Lines of data:
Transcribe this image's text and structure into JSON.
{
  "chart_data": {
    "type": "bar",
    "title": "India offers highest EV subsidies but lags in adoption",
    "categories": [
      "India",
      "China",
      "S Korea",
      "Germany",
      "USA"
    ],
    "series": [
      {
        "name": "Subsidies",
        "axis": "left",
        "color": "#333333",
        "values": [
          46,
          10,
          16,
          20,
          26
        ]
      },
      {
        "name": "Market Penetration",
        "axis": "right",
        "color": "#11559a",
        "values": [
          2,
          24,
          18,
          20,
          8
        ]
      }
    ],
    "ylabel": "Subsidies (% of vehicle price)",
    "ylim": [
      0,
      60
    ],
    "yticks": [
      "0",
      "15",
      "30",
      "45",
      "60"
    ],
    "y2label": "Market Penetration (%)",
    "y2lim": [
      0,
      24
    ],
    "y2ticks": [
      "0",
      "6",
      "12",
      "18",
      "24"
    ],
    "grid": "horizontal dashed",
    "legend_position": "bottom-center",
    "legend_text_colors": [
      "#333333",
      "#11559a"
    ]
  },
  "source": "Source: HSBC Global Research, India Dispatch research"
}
* * *
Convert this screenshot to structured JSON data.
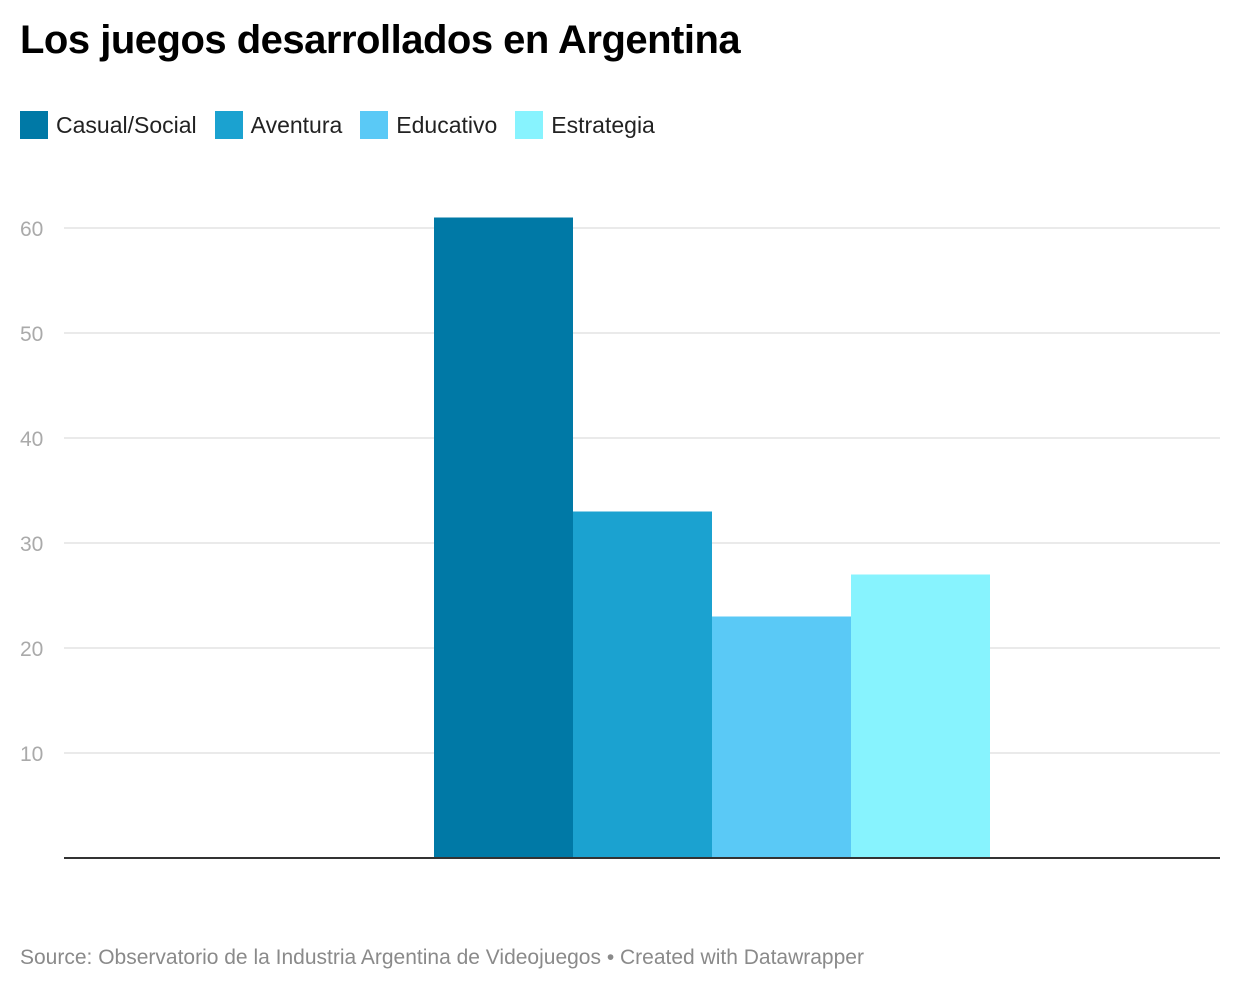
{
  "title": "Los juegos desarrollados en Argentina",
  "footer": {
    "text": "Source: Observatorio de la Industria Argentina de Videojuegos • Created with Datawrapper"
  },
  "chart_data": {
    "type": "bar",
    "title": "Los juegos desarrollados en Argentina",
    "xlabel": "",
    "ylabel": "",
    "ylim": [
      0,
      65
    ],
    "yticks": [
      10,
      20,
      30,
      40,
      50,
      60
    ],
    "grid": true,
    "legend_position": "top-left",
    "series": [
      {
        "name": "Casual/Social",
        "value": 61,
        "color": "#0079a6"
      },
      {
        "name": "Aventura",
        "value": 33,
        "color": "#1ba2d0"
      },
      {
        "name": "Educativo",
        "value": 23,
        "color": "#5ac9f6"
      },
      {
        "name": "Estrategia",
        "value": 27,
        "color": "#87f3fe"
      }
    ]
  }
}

• **Given task**
Find the lines above that include the string "desarrollados" and copy them.

• **Full answer**
  "title": "Los juegos desarrollados en Argentina",
    "title": "Los juegos desarrollados en Argentina",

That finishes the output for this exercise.